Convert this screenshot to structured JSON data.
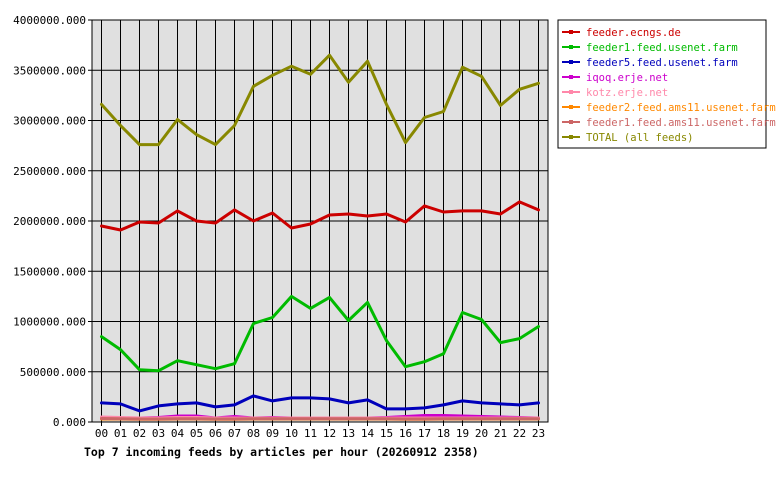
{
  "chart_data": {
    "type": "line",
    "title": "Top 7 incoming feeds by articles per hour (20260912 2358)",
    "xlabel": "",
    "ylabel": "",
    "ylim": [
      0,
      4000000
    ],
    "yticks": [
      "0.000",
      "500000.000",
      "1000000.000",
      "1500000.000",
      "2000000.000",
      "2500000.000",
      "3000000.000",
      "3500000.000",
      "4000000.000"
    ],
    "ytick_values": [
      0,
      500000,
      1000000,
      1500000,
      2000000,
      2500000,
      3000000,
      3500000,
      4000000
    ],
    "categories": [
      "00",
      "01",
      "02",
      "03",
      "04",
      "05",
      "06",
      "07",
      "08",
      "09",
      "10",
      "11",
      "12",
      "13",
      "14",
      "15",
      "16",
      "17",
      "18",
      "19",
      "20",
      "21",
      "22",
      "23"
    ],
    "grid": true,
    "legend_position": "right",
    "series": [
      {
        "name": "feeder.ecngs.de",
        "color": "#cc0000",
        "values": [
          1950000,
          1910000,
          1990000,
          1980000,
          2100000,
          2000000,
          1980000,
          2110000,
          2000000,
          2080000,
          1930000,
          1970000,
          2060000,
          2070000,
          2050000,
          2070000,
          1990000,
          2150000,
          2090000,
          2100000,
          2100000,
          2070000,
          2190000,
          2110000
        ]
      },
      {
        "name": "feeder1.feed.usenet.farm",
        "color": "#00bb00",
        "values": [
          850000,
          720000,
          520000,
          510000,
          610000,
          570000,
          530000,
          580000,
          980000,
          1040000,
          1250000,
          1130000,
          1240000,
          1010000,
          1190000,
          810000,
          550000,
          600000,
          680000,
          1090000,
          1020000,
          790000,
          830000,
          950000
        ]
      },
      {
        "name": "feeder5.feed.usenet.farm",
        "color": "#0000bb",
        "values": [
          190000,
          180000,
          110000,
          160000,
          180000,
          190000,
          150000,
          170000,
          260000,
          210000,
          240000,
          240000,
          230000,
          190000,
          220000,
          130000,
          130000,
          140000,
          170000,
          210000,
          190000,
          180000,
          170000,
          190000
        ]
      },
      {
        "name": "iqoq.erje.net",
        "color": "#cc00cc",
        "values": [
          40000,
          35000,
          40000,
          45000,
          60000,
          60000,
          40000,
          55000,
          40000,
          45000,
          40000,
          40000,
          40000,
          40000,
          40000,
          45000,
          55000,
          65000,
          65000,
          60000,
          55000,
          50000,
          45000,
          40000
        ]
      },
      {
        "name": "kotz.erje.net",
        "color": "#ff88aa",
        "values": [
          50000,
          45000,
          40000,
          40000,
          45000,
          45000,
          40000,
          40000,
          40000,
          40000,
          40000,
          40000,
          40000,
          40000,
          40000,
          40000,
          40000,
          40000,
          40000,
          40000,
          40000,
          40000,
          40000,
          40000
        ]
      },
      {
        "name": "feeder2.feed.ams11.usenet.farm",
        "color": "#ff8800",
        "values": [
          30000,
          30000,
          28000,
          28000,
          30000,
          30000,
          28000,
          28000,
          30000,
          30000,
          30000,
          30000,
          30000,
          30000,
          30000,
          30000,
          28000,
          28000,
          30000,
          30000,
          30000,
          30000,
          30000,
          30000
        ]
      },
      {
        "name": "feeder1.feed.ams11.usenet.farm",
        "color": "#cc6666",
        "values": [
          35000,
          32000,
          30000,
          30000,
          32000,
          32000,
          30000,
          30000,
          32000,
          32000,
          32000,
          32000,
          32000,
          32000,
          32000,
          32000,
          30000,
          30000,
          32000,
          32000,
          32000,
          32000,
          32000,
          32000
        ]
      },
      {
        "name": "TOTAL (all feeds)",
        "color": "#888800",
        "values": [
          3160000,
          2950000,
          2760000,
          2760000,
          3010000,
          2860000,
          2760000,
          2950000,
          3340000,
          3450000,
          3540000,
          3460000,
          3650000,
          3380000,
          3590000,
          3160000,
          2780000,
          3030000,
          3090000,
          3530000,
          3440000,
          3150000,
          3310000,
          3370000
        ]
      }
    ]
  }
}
:::
→ **Exercise details**
Pictures are to be left out; the records above must be repeated word for word.

→ **Exercise answer**
Convert this screenshot to structured JSON data.
{
  "chart_data": {
    "type": "line",
    "title": "Top 7 incoming feeds by articles per hour (20260912 2358)",
    "xlabel": "",
    "ylabel": "",
    "ylim": [
      0,
      4000000
    ],
    "yticks": [
      "0.000",
      "500000.000",
      "1000000.000",
      "1500000.000",
      "2000000.000",
      "2500000.000",
      "3000000.000",
      "3500000.000",
      "4000000.000"
    ],
    "ytick_values": [
      0,
      500000,
      1000000,
      1500000,
      2000000,
      2500000,
      3000000,
      3500000,
      4000000
    ],
    "categories": [
      "00",
      "01",
      "02",
      "03",
      "04",
      "05",
      "06",
      "07",
      "08",
      "09",
      "10",
      "11",
      "12",
      "13",
      "14",
      "15",
      "16",
      "17",
      "18",
      "19",
      "20",
      "21",
      "22",
      "23"
    ],
    "grid": true,
    "legend_position": "right",
    "series": [
      {
        "name": "feeder.ecngs.de",
        "color": "#cc0000",
        "values": [
          1950000,
          1910000,
          1990000,
          1980000,
          2100000,
          2000000,
          1980000,
          2110000,
          2000000,
          2080000,
          1930000,
          1970000,
          2060000,
          2070000,
          2050000,
          2070000,
          1990000,
          2150000,
          2090000,
          2100000,
          2100000,
          2070000,
          2190000,
          2110000
        ]
      },
      {
        "name": "feeder1.feed.usenet.farm",
        "color": "#00bb00",
        "values": [
          850000,
          720000,
          520000,
          510000,
          610000,
          570000,
          530000,
          580000,
          980000,
          1040000,
          1250000,
          1130000,
          1240000,
          1010000,
          1190000,
          810000,
          550000,
          600000,
          680000,
          1090000,
          1020000,
          790000,
          830000,
          950000
        ]
      },
      {
        "name": "feeder5.feed.usenet.farm",
        "color": "#0000bb",
        "values": [
          190000,
          180000,
          110000,
          160000,
          180000,
          190000,
          150000,
          170000,
          260000,
          210000,
          240000,
          240000,
          230000,
          190000,
          220000,
          130000,
          130000,
          140000,
          170000,
          210000,
          190000,
          180000,
          170000,
          190000
        ]
      },
      {
        "name": "iqoq.erje.net",
        "color": "#cc00cc",
        "values": [
          40000,
          35000,
          40000,
          45000,
          60000,
          60000,
          40000,
          55000,
          40000,
          45000,
          40000,
          40000,
          40000,
          40000,
          40000,
          45000,
          55000,
          65000,
          65000,
          60000,
          55000,
          50000,
          45000,
          40000
        ]
      },
      {
        "name": "kotz.erje.net",
        "color": "#ff88aa",
        "values": [
          50000,
          45000,
          40000,
          40000,
          45000,
          45000,
          40000,
          40000,
          40000,
          40000,
          40000,
          40000,
          40000,
          40000,
          40000,
          40000,
          40000,
          40000,
          40000,
          40000,
          40000,
          40000,
          40000,
          40000
        ]
      },
      {
        "name": "feeder2.feed.ams11.usenet.farm",
        "color": "#ff8800",
        "values": [
          30000,
          30000,
          28000,
          28000,
          30000,
          30000,
          28000,
          28000,
          30000,
          30000,
          30000,
          30000,
          30000,
          30000,
          30000,
          30000,
          28000,
          28000,
          30000,
          30000,
          30000,
          30000,
          30000,
          30000
        ]
      },
      {
        "name": "feeder1.feed.ams11.usenet.farm",
        "color": "#cc6666",
        "values": [
          35000,
          32000,
          30000,
          30000,
          32000,
          32000,
          30000,
          30000,
          32000,
          32000,
          32000,
          32000,
          32000,
          32000,
          32000,
          32000,
          30000,
          30000,
          32000,
          32000,
          32000,
          32000,
          32000,
          32000
        ]
      },
      {
        "name": "TOTAL (all feeds)",
        "color": "#888800",
        "values": [
          3160000,
          2950000,
          2760000,
          2760000,
          3010000,
          2860000,
          2760000,
          2950000,
          3340000,
          3450000,
          3540000,
          3460000,
          3650000,
          3380000,
          3590000,
          3160000,
          2780000,
          3030000,
          3090000,
          3530000,
          3440000,
          3150000,
          3310000,
          3370000
        ]
      }
    ]
  }
}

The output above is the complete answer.